DO THIS |
Reproduce the records below in full and word for word, excluding pictures.

PROVIDED DATA |
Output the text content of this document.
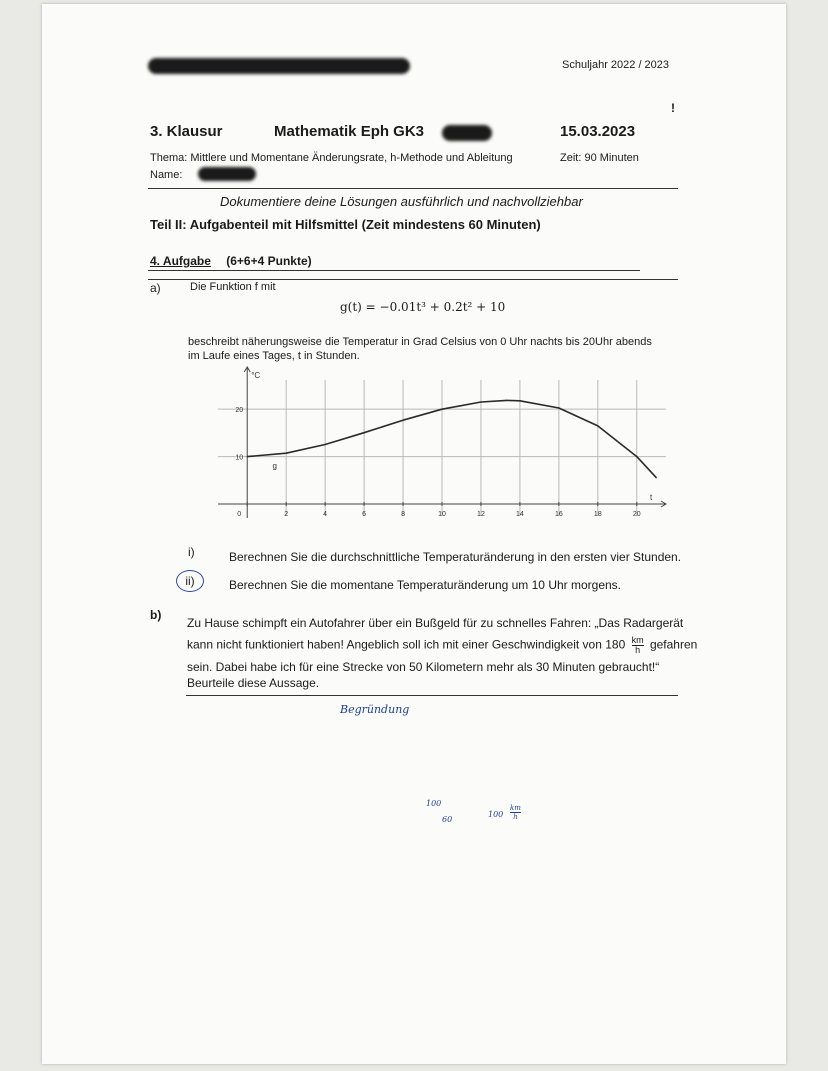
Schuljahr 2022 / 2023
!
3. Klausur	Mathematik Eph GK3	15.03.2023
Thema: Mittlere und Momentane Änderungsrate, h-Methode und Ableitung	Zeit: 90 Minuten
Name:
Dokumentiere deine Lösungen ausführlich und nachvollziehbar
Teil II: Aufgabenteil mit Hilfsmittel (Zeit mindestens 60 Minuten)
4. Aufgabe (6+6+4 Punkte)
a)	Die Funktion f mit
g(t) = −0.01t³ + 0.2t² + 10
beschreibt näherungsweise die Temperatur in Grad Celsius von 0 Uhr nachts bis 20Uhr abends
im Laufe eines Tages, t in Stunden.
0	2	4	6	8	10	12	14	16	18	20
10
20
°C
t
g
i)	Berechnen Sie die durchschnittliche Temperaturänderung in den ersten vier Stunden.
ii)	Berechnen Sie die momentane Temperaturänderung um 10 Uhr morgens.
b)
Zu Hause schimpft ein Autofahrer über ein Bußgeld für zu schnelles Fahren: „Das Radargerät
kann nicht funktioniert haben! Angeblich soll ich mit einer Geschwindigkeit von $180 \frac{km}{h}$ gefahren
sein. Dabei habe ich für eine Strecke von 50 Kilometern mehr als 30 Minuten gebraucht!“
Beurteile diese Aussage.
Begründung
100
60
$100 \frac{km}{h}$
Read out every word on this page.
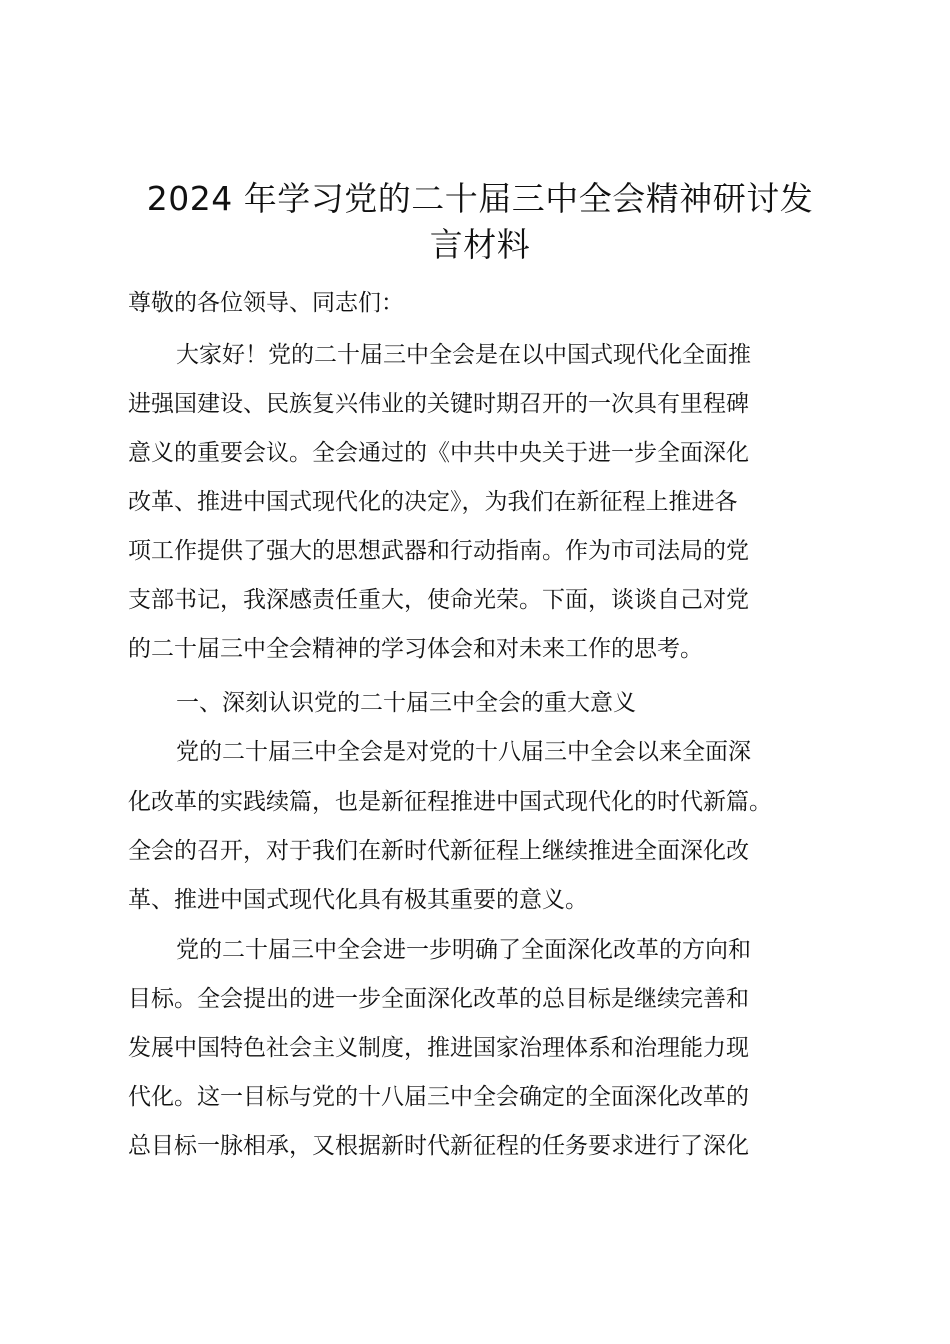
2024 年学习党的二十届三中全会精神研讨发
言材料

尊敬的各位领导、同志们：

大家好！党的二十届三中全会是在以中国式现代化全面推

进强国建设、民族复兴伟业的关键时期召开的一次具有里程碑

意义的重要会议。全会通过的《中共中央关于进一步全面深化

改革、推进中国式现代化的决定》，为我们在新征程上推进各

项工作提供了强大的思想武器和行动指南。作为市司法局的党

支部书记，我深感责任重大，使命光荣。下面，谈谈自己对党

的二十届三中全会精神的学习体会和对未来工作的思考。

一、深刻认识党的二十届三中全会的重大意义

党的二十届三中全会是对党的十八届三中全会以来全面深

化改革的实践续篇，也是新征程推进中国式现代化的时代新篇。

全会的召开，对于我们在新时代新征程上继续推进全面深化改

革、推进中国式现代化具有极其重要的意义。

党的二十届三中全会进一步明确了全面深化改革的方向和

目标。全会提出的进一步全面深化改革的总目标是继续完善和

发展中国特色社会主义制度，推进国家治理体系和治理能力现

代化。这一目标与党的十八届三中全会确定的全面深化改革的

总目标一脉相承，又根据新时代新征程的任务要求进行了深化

TASK OUTPUT |
Output the text content of this document.
Schuljahr 2022 / 2023
!
3. Klausur	Mathematik Eph GK3	15.03.2023
Thema: Mittlere und Momentane Änderungsrate, h-Methode und Ableitung	Zeit: 90 Minuten
Name:
Dokumentiere deine Lösungen ausführlich und nachvollziehbar
Teil II: Aufgabenteil mit Hilfsmittel (Zeit mindestens 60 Minuten)
4. Aufgabe (6+6+4 Punkte)
a)	Die Funktion f mit
g(t) = −0.01t³ + 0.2t² + 10
beschreibt näherungsweise die Temperatur in Grad Celsius von 0 Uhr nachts bis 20Uhr abends
im Laufe eines Tages, t in Stunden.
0	2	4	6	8	10	12	14	16	18	20
10
20
°C
t
g
i)	Berechnen Sie die durchschnittliche Temperaturänderung in den ersten vier Stunden.
ii)	Berechnen Sie die momentane Temperaturänderung um 10 Uhr morgens.
b)
Zu Hause schimpft ein Autofahrer über ein Bußgeld für zu schnelles Fahren: „Das Radargerät
kann nicht funktioniert haben! Angeblich soll ich mit einer Geschwindigkeit von $180 \frac{km}{h}$ gefahren
sein. Dabei habe ich für eine Strecke von 50 Kilometern mehr als 30 Minuten gebraucht!“
Beurteile diese Aussage.
Begründung
100
60
$100 \frac{km}{h}$
Read out every word on this page.
2024 年学习党的二十届三中全会精神研讨发
言材料

尊敬的各位领导、同志们：

大家好！党的二十届三中全会是在以中国式现代化全面推

进强国建设、民族复兴伟业的关键时期召开的一次具有里程碑

意义的重要会议。全会通过的《中共中央关于进一步全面深化

改革、推进中国式现代化的决定》，为我们在新征程上推进各

项工作提供了强大的思想武器和行动指南。作为市司法局的党

支部书记，我深感责任重大，使命光荣。下面，谈谈自己对党

的二十届三中全会精神的学习体会和对未来工作的思考。

一、深刻认识党的二十届三中全会的重大意义

党的二十届三中全会是对党的十八届三中全会以来全面深

化改革的实践续篇，也是新征程推进中国式现代化的时代新篇。

全会的召开，对于我们在新时代新征程上继续推进全面深化改

革、推进中国式现代化具有极其重要的意义。

党的二十届三中全会进一步明确了全面深化改革的方向和

目标。全会提出的进一步全面深化改革的总目标是继续完善和

发展中国特色社会主义制度，推进国家治理体系和治理能力现

代化。这一目标与党的十八届三中全会确定的全面深化改革的

总目标一脉相承，又根据新时代新征程的任务要求进行了深化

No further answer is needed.